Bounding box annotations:
+-------+
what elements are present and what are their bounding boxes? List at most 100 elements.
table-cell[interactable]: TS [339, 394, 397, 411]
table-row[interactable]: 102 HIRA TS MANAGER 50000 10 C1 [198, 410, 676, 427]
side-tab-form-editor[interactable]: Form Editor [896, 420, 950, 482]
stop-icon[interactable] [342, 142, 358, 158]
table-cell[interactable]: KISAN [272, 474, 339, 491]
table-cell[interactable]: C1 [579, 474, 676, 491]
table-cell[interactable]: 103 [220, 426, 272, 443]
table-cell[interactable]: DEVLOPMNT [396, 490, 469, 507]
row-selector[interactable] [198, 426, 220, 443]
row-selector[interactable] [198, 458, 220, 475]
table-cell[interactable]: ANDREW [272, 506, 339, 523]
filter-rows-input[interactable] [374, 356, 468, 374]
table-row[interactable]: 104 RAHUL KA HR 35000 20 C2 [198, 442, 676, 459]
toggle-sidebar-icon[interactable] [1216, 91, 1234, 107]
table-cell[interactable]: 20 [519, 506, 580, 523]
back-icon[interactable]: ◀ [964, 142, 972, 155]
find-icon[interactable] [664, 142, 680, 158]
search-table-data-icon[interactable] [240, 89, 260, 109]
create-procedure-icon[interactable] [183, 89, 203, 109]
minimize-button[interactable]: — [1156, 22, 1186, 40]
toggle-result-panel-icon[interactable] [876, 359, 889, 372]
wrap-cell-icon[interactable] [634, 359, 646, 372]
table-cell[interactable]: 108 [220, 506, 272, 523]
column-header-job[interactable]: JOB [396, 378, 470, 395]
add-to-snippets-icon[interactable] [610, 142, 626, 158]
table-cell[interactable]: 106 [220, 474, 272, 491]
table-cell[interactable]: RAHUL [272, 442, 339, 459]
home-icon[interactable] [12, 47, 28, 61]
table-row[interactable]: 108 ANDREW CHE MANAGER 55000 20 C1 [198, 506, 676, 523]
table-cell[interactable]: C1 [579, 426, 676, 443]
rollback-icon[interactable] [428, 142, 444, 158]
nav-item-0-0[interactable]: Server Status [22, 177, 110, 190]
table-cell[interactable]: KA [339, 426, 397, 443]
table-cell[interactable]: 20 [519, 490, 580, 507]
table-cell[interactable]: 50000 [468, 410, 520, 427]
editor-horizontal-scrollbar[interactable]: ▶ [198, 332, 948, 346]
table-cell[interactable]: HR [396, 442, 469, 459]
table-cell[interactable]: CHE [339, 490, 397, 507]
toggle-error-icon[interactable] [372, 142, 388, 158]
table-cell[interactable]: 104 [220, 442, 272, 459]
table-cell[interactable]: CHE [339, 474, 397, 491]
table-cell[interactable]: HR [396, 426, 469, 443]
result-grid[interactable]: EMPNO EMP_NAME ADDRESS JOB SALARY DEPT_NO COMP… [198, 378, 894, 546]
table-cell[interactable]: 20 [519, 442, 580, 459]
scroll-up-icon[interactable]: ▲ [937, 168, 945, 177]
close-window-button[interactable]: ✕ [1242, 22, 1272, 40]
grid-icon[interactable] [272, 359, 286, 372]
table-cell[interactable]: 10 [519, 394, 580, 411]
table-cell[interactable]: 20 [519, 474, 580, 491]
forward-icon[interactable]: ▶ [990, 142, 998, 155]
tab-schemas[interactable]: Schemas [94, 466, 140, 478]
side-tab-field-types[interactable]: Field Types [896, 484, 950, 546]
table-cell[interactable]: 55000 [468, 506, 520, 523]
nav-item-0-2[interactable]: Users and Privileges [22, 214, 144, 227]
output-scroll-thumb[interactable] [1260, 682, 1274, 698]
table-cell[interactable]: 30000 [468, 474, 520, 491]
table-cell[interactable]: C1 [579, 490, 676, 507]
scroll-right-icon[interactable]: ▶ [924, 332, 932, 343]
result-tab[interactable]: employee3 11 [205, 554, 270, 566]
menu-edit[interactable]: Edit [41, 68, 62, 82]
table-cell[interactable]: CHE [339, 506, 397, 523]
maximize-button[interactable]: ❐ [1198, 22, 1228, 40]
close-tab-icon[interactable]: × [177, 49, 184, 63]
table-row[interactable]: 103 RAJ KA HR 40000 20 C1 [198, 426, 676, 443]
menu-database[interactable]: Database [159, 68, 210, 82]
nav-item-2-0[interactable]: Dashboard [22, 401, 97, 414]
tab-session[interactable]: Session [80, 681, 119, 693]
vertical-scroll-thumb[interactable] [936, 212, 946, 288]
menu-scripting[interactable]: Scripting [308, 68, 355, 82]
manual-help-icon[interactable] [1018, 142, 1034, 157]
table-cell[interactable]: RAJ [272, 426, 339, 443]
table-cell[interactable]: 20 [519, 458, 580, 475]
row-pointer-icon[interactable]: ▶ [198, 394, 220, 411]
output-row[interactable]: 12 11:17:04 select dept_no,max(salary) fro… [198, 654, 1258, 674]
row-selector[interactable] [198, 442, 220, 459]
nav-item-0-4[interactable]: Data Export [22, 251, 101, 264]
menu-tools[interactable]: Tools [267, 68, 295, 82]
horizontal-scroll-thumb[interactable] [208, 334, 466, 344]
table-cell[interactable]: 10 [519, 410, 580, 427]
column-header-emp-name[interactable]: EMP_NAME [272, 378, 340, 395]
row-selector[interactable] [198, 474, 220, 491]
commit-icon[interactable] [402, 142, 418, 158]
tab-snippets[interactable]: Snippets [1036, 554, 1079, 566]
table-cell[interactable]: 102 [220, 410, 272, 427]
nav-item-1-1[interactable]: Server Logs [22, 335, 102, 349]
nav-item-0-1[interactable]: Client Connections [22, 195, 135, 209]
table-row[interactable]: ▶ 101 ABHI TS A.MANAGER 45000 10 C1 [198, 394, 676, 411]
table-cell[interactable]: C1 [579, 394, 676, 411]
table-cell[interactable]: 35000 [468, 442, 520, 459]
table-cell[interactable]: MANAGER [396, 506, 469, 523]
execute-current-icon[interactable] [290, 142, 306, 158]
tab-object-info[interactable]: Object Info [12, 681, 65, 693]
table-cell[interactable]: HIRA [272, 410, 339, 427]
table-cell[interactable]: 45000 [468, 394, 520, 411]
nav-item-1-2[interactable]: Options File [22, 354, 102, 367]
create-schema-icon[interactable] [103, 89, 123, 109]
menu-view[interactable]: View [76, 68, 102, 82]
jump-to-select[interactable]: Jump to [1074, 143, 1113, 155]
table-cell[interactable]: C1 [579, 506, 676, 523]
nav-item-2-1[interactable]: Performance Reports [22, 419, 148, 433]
+-------+
GIVEN EXERCISE:
Present every line of the records above as a numbered list, leaving out any blank lines.

EXPECTED OUTPUT:
1. what elements are present and what are their bounding boxes? List at most 100 elements.
2. table-cell[interactable]: TS [339, 394, 397, 411]
3. table-row[interactable]: 102 HIRA TS MANAGER 50000 10 C1 [198, 410, 676, 427]
4. side-tab-form-editor[interactable]: Form Editor [896, 420, 950, 482]
5. stop-icon[interactable] [342, 142, 358, 158]
6. table-cell[interactable]: KISAN [272, 474, 339, 491]
7. table-cell[interactable]: C1 [579, 474, 676, 491]
8. table-cell[interactable]: 103 [220, 426, 272, 443]
9. table-cell[interactable]: DEVLOPMNT [396, 490, 469, 507]
10. row-selector[interactable] [198, 426, 220, 443]
11. row-selector[interactable] [198, 458, 220, 475]
12. table-cell[interactable]: ANDREW [272, 506, 339, 523]
13. filter-rows-input[interactable] [374, 356, 468, 374]
14. table-row[interactable]: 104 RAHUL KA HR 35000 20 C2 [198, 442, 676, 459]
15. toggle-sidebar-icon[interactable] [1216, 91, 1234, 107]
16. table-cell[interactable]: 20 [519, 506, 580, 523]
17. back-icon[interactable]: ◀ [964, 142, 972, 155]
18. find-icon[interactable] [664, 142, 680, 158]
19. search-table-data-icon[interactable] [240, 89, 260, 109]
20. create-procedure-icon[interactable] [183, 89, 203, 109]
21. minimize-button[interactable]: — [1156, 22, 1186, 40]
22. toggle-result-panel-icon[interactable] [876, 359, 889, 372]
23. wrap-cell-icon[interactable] [634, 359, 646, 372]
24. table-cell[interactable]: 108 [220, 506, 272, 523]
25. column-header-job[interactable]: JOB [396, 378, 470, 395]
26. add-to-snippets-icon[interactable] [610, 142, 626, 158]
27. table-cell[interactable]: 106 [220, 474, 272, 491]
28. table-cell[interactable]: RAHUL [272, 442, 339, 459]
29. home-icon[interactable] [12, 47, 28, 61]
30. table-row[interactable]: 108 ANDREW CHE MANAGER 55000 20 C1 [198, 506, 676, 523]
31. table-cell[interactable]: C1 [579, 426, 676, 443]
32. rollback-icon[interactable] [428, 142, 444, 158]
33. nav-item-0-0[interactable]: Server Status [22, 177, 110, 190]
34. table-cell[interactable]: KA [339, 426, 397, 443]
35. table-cell[interactable]: 20 [519, 490, 580, 507]
36. table-cell[interactable]: 50000 [468, 410, 520, 427]
37. editor-horizontal-scrollbar[interactable]: ▶ [198, 332, 948, 346]
38. table-cell[interactable]: HR [396, 442, 469, 459]
39. table-cell[interactable]: CHE [339, 490, 397, 507]
40. toggle-error-icon[interactable] [372, 142, 388, 158]
41. table-cell[interactable]: 104 [220, 442, 272, 459]
42. table-cell[interactable]: CHE [339, 474, 397, 491]
43. table-cell[interactable]: HR [396, 426, 469, 443]
44. result-grid[interactable]: EMPNO EMP_NAME ADDRESS JOB SALARY DEPT_NO COMP… [198, 378, 894, 546]
45. table-cell[interactable]: 20 [519, 442, 580, 459]
46. scroll-up-icon[interactable]: ▲ [937, 168, 945, 177]
47. close-window-button[interactable]: ✕ [1242, 22, 1272, 40]
48. grid-icon[interactable] [272, 359, 286, 372]
49. table-cell[interactable]: 10 [519, 394, 580, 411]
50. table-cell[interactable]: 20 [519, 474, 580, 491]
51. forward-icon[interactable]: ▶ [990, 142, 998, 155]
52. tab-schemas[interactable]: Schemas [94, 466, 140, 478]
53. side-tab-field-types[interactable]: Field Types [896, 484, 950, 546]
54. table-cell[interactable]: 55000 [468, 506, 520, 523]
55. nav-item-0-2[interactable]: Users and Privileges [22, 214, 144, 227]
56. output-scroll-thumb[interactable] [1260, 682, 1274, 698]
57. table-cell[interactable]: 30000 [468, 474, 520, 491]
58. table-cell[interactable]: C1 [579, 490, 676, 507]
59. scroll-right-icon[interactable]: ▶ [924, 332, 932, 343]
60. result-tab[interactable]: employee3 11 [205, 554, 270, 566]
61. menu-edit[interactable]: Edit [41, 68, 62, 82]
62. table-cell[interactable]: CHE [339, 506, 397, 523]
63. maximize-button[interactable]: ❐ [1198, 22, 1228, 40]
64. close-tab-icon[interactable]: × [177, 49, 184, 63]
65. table-row[interactable]: 103 RAJ KA HR 40000 20 C1 [198, 426, 676, 443]
66. menu-database[interactable]: Database [159, 68, 210, 82]
67. nav-item-2-0[interactable]: Dashboard [22, 401, 97, 414]
68. tab-session[interactable]: Session [80, 681, 119, 693]
69. vertical-scroll-thumb[interactable] [936, 212, 946, 288]
70. menu-scripting[interactable]: Scripting [308, 68, 355, 82]
71. manual-help-icon[interactable] [1018, 142, 1034, 157]
72. table-cell[interactable]: RAJ [272, 426, 339, 443]
73. table-cell[interactable]: 20 [519, 458, 580, 475]
74. row-pointer-icon[interactable]: ▶ [198, 394, 220, 411]
75. output-row[interactable]: 12 11:17:04 select dept_no,max(salary) fro… [198, 654, 1258, 674]
76. row-selector[interactable] [198, 442, 220, 459]
77. nav-item-0-4[interactable]: Data Export [22, 251, 101, 264]
78. menu-tools[interactable]: Tools [267, 68, 295, 82]
79. horizontal-scroll-thumb[interactable] [208, 334, 466, 344]
80. table-cell[interactable]: 10 [519, 410, 580, 427]
81. column-header-emp-name[interactable]: EMP_NAME [272, 378, 340, 395]
82. row-selector[interactable] [198, 474, 220, 491]
83. commit-icon[interactable] [402, 142, 418, 158]
84. tab-snippets[interactable]: Snippets [1036, 554, 1079, 566]
85. table-cell[interactable]: 102 [220, 410, 272, 427]
86. nav-item-1-1[interactable]: Server Logs [22, 335, 102, 349]
87. nav-item-0-1[interactable]: Client Connections [22, 195, 135, 209]
88. table-row[interactable]: ▶ 101 ABHI TS A.MANAGER 45000 10 C1 [198, 394, 676, 411]
89. table-cell[interactable]: C1 [579, 394, 676, 411]
90. table-cell[interactable]: 35000 [468, 442, 520, 459]
91. table-cell[interactable]: MANAGER [396, 506, 469, 523]
92. execute-current-icon[interactable] [290, 142, 306, 158]
93. tab-object-info[interactable]: Object Info [12, 681, 65, 693]
94. table-cell[interactable]: HIRA [272, 410, 339, 427]
95. table-cell[interactable]: 45000 [468, 394, 520, 411]
96. nav-item-1-2[interactable]: Options File [22, 354, 102, 367]
97. create-schema-icon[interactable] [103, 89, 123, 109]
98. menu-view[interactable]: View [76, 68, 102, 82]
99. jump-to-select[interactable]: Jump to [1074, 143, 1113, 155]
100. table-cell[interactable]: C1 [579, 506, 676, 523]
101. nav-item-2-1[interactable]: Performance Reports [22, 419, 148, 433]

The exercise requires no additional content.